Task description:
Pictures don't belong in the copy; print all the records exactly.

[start of Given data]

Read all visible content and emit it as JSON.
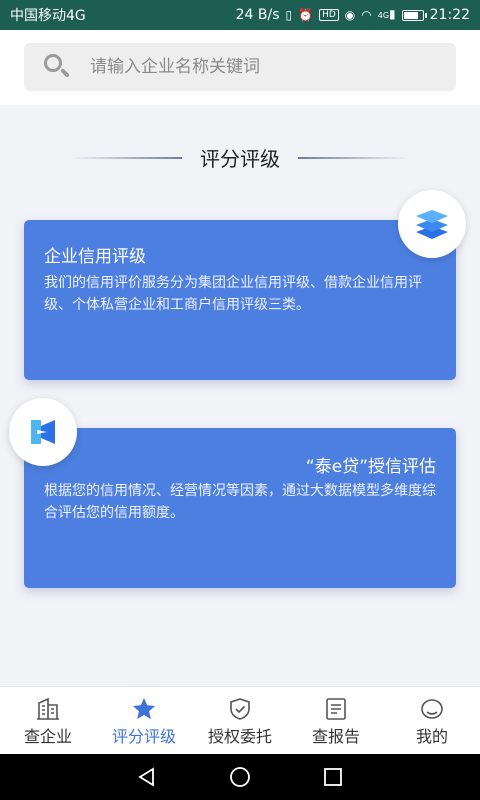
{
  "status": {
    "carrier": "中国移动4G",
    "speed": "24 B/s",
    "time": "21:22",
    "net_badge": "HD",
    "signal_label": "4G",
    "battery_level": 0.82
  },
  "search": {
    "placeholder": "请输入企业名称关键词"
  },
  "section": {
    "title": "评分评级"
  },
  "cards": [
    {
      "title": "企业信用评级",
      "desc": "我们的信用评价服务分为集团企业信用评级、借款企业信用评级、个体私营企业和工商户信用评级三类。",
      "icon": "layers-icon"
    },
    {
      "title": "“泰e贷”授信评估",
      "desc": "根据您的信用情况、经营情况等因素，通过大数据模型多维度综合评估您的信用额度。",
      "icon": "loan-icon"
    }
  ],
  "tabs": [
    {
      "label": "查企业",
      "icon": "building-icon",
      "active": false
    },
    {
      "label": "评分评级",
      "icon": "star-icon",
      "active": true
    },
    {
      "label": "授权委托",
      "icon": "shield-check-icon",
      "active": false
    },
    {
      "label": "查报告",
      "icon": "report-icon",
      "active": false
    },
    {
      "label": "我的",
      "icon": "profile-icon",
      "active": false
    }
  ],
  "colors": {
    "status_bar": "#1c5e52",
    "card": "#4d7fe0",
    "accent": "#3d73d9"
  }
}
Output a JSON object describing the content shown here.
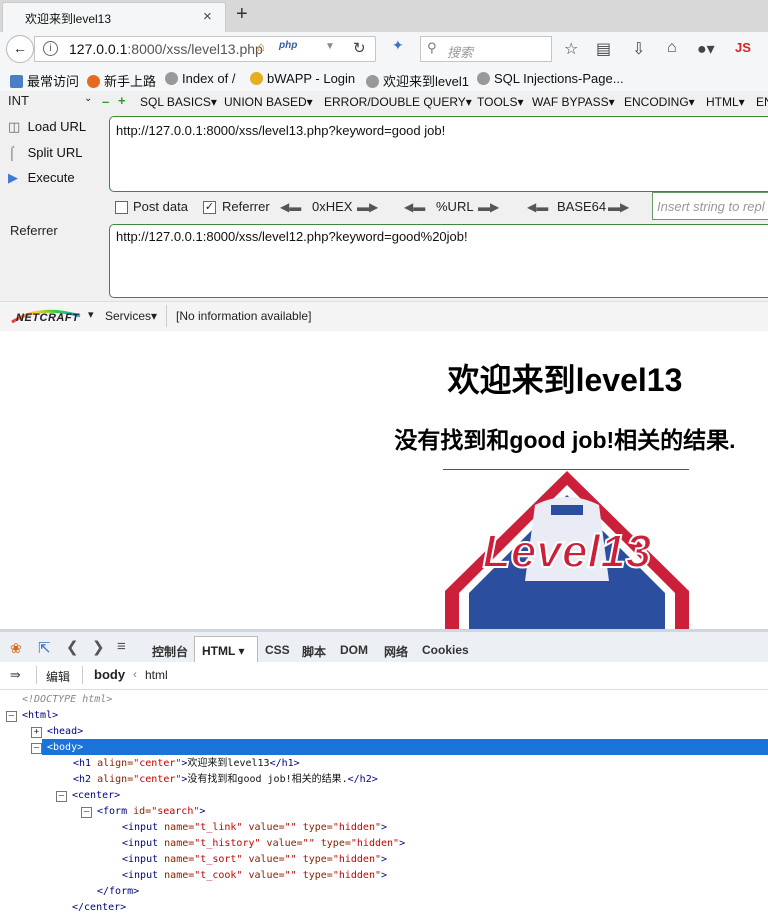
{
  "browser": {
    "tab_title": "欢迎来到level13",
    "tab_close": "×",
    "new_tab": "+",
    "url_host": "127.0.0.1",
    "url_rest": ":8000/xss/level13.php",
    "php_badge": "php",
    "search_placeholder": "搜索",
    "js_badge": "JS"
  },
  "bookmarks": [
    "最常访问",
    "新手上路",
    "Index of /",
    "bWAPP - Login",
    "欢迎来到level1",
    "SQL Injections-Page..."
  ],
  "hackbar": {
    "select_value": "INT",
    "menus": [
      "SQL BASICS▾",
      "UNION BASED▾",
      "ERROR/DOUBLE QUERY▾",
      "TOOLS▾",
      "WAF BYPASS▾",
      "ENCODING▾",
      "HTML▾",
      "EN"
    ],
    "load_url": "Load URL",
    "split_url": "Split URL",
    "execute": "Execute",
    "url_value": "http://127.0.0.1:8000/xss/level13.php?keyword=good job!",
    "post_data": "Post data",
    "referrer_cb": "Referrer",
    "hex": "0xHEX",
    "pct_url": "%URL",
    "base64": "BASE64",
    "insert_placeholder": "Insert string to repl",
    "referrer_label": "Referrer",
    "referrer_value": "http://127.0.0.1:8000/xss/level12.php?keyword=good%20job!"
  },
  "netcraft": {
    "logo": "NETCRAFT",
    "services": "Services▾",
    "info": "[No information available]"
  },
  "page": {
    "h1": "欢迎来到level13",
    "h2": "没有找到和good job!相关的结果.",
    "logo_text": "Level13"
  },
  "devtools": {
    "tabs": [
      "控制台",
      "HTML ▾",
      "CSS",
      "脚本",
      "DOM",
      "网络",
      "Cookies"
    ],
    "edit": "编辑",
    "crumb_body": "body",
    "crumb_html": "html",
    "doctype": "<!DOCTYPE html>",
    "h1_text": "欢迎来到level13",
    "h2_text": "没有找到和good job!相关的结果.",
    "inputs": [
      {
        "name": "t_link",
        "value": "",
        "type": "hidden"
      },
      {
        "name": "t_history",
        "value": "",
        "type": "hidden"
      },
      {
        "name": "t_sort",
        "value": "",
        "type": "hidden"
      },
      {
        "name": "t_cook",
        "value": "",
        "type": "hidden"
      }
    ]
  },
  "colors": {
    "selection": "#1a73d8",
    "hackbar_border": "#3a8a3a",
    "logo_red": "#cc1f3a",
    "logo_blue": "#2b4f9e"
  }
}
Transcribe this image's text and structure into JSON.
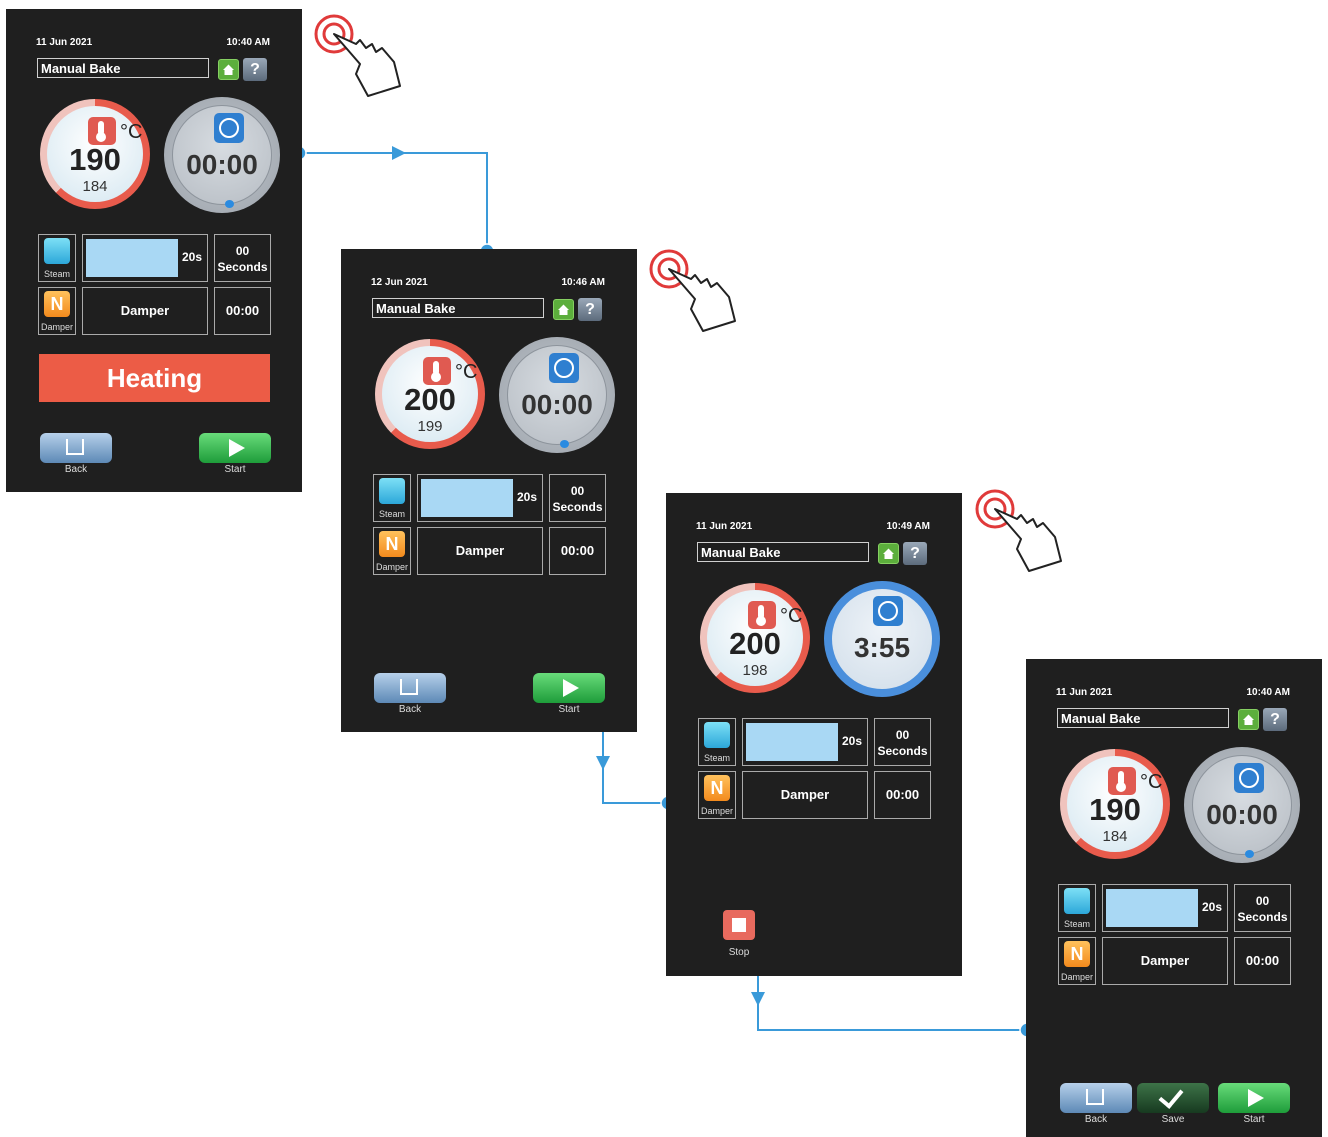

[end of Given data]

Final result:
Read all visible content and emit it as JSON.
{
  "status": {
    "carrier": "中国移动4G",
    "speed": "24 B/s",
    "time": "21:22",
    "net_badge": "HD",
    "signal_label": "4G",
    "battery_level": 0.82
  },
  "search": {
    "placeholder": "请输入企业名称关键词"
  },
  "section": {
    "title": "评分评级"
  },
  "cards": [
    {
      "title": "企业信用评级",
      "desc": "我们的信用评价服务分为集团企业信用评级、借款企业信用评级、个体私营企业和工商户信用评级三类。",
      "icon": "layers-icon"
    },
    {
      "title": "“泰e贷”授信评估",
      "desc": "根据您的信用情况、经营情况等因素，通过大数据模型多维度综合评估您的信用额度。",
      "icon": "loan-icon"
    }
  ],
  "tabs": [
    {
      "label": "查企业",
      "icon": "building-icon",
      "active": false
    },
    {
      "label": "评分评级",
      "icon": "star-icon",
      "active": true
    },
    {
      "label": "授权委托",
      "icon": "shield-check-icon",
      "active": false
    },
    {
      "label": "查报告",
      "icon": "report-icon",
      "active": false
    },
    {
      "label": "我的",
      "icon": "profile-icon",
      "active": false
    }
  ],
  "colors": {
    "status_bar": "#1c5e52",
    "card": "#4d7fe0",
    "accent": "#3d73d9"
  }
}
Output a JSON object describing the content shown here.
{
  "browser": {
    "tab_title": "欢迎来到level13",
    "tab_close": "×",
    "new_tab": "+",
    "url_host": "127.0.0.1",
    "url_rest": ":8000/xss/level13.php",
    "php_badge": "php",
    "search_placeholder": "搜索",
    "js_badge": "JS"
  },
  "bookmarks": [
    "最常访问",
    "新手上路",
    "Index of /",
    "bWAPP - Login",
    "欢迎来到level1",
    "SQL Injections-Page..."
  ],
  "hackbar": {
    "select_value": "INT",
    "menus": [
      "SQL BASICS▾",
      "UNION BASED▾",
      "ERROR/DOUBLE QUERY▾",
      "TOOLS▾",
      "WAF BYPASS▾",
      "ENCODING▾",
      "HTML▾",
      "EN"
    ],
    "load_url": "Load URL",
    "split_url": "Split URL",
    "execute": "Execute",
    "url_value": "http://127.0.0.1:8000/xss/level13.php?keyword=good job!",
    "post_data": "Post data",
    "referrer_cb": "Referrer",
    "hex": "0xHEX",
    "pct_url": "%URL",
    "base64": "BASE64",
    "insert_placeholder": "Insert string to repl",
    "referrer_label": "Referrer",
    "referrer_value": "http://127.0.0.1:8000/xss/level12.php?keyword=good%20job!"
  },
  "netcraft": {
    "logo": "NETCRAFT",
    "services": "Services▾",
    "info": "[No information available]"
  },
  "page": {
    "h1": "欢迎来到level13",
    "h2": "没有找到和good job!相关的结果.",
    "logo_text": "Level13"
  },
  "devtools": {
    "tabs": [
      "控制台",
      "HTML ▾",
      "CSS",
      "脚本",
      "DOM",
      "网络",
      "Cookies"
    ],
    "edit": "编辑",
    "crumb_body": "body",
    "crumb_html": "html",
    "doctype": "<!DOCTYPE html>",
    "h1_text": "欢迎来到level13",
    "h2_text": "没有找到和good job!相关的结果.",
    "inputs": [
      {
        "name": "t_link",
        "value": "",
        "type": "hidden"
      },
      {
        "name": "t_history",
        "value": "",
        "type": "hidden"
      },
      {
        "name": "t_sort",
        "value": "",
        "type": "hidden"
      },
      {
        "name": "t_cook",
        "value": "",
        "type": "hidden"
      }
    ]
  },
  "colors": {
    "selection": "#1a73d8",
    "hackbar_border": "#3a8a3a",
    "logo_red": "#cc1f3a",
    "logo_blue": "#2b4f9e"
  }
}
Transcribe this image's text and structure into JSON.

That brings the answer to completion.